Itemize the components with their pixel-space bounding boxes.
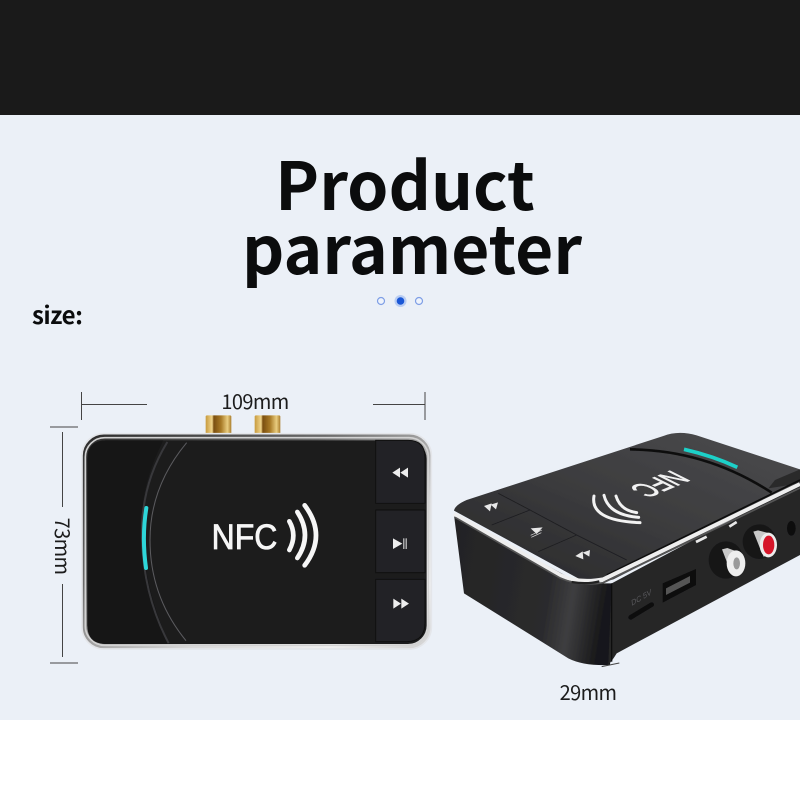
top black band [0,0,800,115]
NFC logo: NFC [622,467,697,501]
device front view [82,415,431,649]
device angled view [454,433,800,667]
cyan indicator light [684,449,737,467]
chrome frame [82,434,431,649]
dark line behind chrome [607,480,800,575]
depth dimension: 29mm: 29mm [560,677,616,706]
width dimension: 109mm: 109mm [221,386,289,415]
icon: play pause [393,538,407,549]
chrome corner shadow [572,581,599,583]
audio jack [787,521,796,536]
title: parameter [242,198,582,294]
top face [454,433,800,582]
title [242,134,582,294]
USB port [663,569,696,603]
chrome highlights [696,522,737,542]
background panel [0,115,800,720]
rear corner panel [768,469,800,488]
black top face [87,440,427,644]
DC port [631,587,652,617]
left side face [454,515,615,665]
height tick [602,663,619,667]
size label: size: [32,296,82,331]
NFC logo: NFC [212,518,277,557]
curved dark band [630,449,772,493]
NFC logo [594,467,697,523]
red RCA jack [743,524,777,559]
right side face [608,483,800,664]
left panel shade [87,440,169,644]
pagination dots [378,295,422,307]
icon: rewind [392,468,408,478]
chrome inner highlight [85,438,428,645]
DC port: DC 5V [631,587,652,608]
button icons [484,502,590,559]
width dimension: 109mm [82,386,425,420]
icon: fast forward [393,599,409,609]
height dimension: 73mm [49,427,78,663]
chrome edge [454,484,800,581]
curved lines [142,442,187,643]
control buttons [376,440,425,642]
seam line [610,583,614,662]
height dimension: 73mm: 73mm [49,518,78,574]
button outlines [492,493,627,560]
gold RCA connectors [206,415,280,435]
chrome lower shade [455,488,800,584]
cyan indicator light [144,508,146,568]
white RCA jack [709,541,745,579]
NFC logo [212,505,316,565]
title: Product [275,134,535,230]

# # #

== Task details ==
Please render the part of the data that opens with the line containing "top black band [0,0,800,115]" and closes with the line containing "button icons [484,502,590,559]" as a Markdown table with columns Row and Entry, numbering each row and skipping blank lines.

== The output ==
| Row | Entry |
|---|---|
| 1 | top black band [0,0,800,115] |
| 2 | NFC logo: NFC [622,467,697,501] |
| 3 | device front view [82,415,431,649] |
| 4 | device angled view [454,433,800,667] |
| 5 | cyan indicator light [684,449,737,467] |
| 6 | chrome frame [82,434,431,649] |
| 7 | dark line behind chrome [607,480,800,575] |
| 8 | depth dimension: 29mm: 29mm [560,677,616,706] |
| 9 | width dimension: 109mm: 109mm [221,386,289,415] |
| 10 | icon: play pause [393,538,407,549] |
| 11 | chrome corner shadow [572,581,599,583] |
| 12 | audio jack [787,521,796,536] |
| 13 | title: parameter [242,198,582,294] |
| 14 | top face [454,433,800,582] |
| 15 | title [242,134,582,294] |
| 16 | USB port [663,569,696,603] |
| 17 | chrome highlights [696,522,737,542] |
| 18 | background panel [0,115,800,720] |
| 19 | rear corner panel [768,469,800,488] |
| 20 | black top face [87,440,427,644] |
| 21 | DC port [631,587,652,617] |
| 22 | left side face [454,515,615,665] |
| 23 | height tick [602,663,619,667] |
| 24 | size label: size: [32,296,82,331] |
| 25 | NFC logo: NFC [212,518,277,557] |
| 26 | curved dark band [630,449,772,493] |
| 27 | NFC logo [594,467,697,523] |
| 28 | red RCA jack [743,524,777,559] |
| 29 | right side face [608,483,800,664] |
| 30 | left panel shade [87,440,169,644] |
| 31 | pagination dots [378,295,422,307] |
| 32 | icon: rewind [392,468,408,478] |
| 33 | chrome inner highlight [85,438,428,645] |
| 34 | DC port: DC 5V [631,587,652,608] |
| 35 | button icons [484,502,590,559] |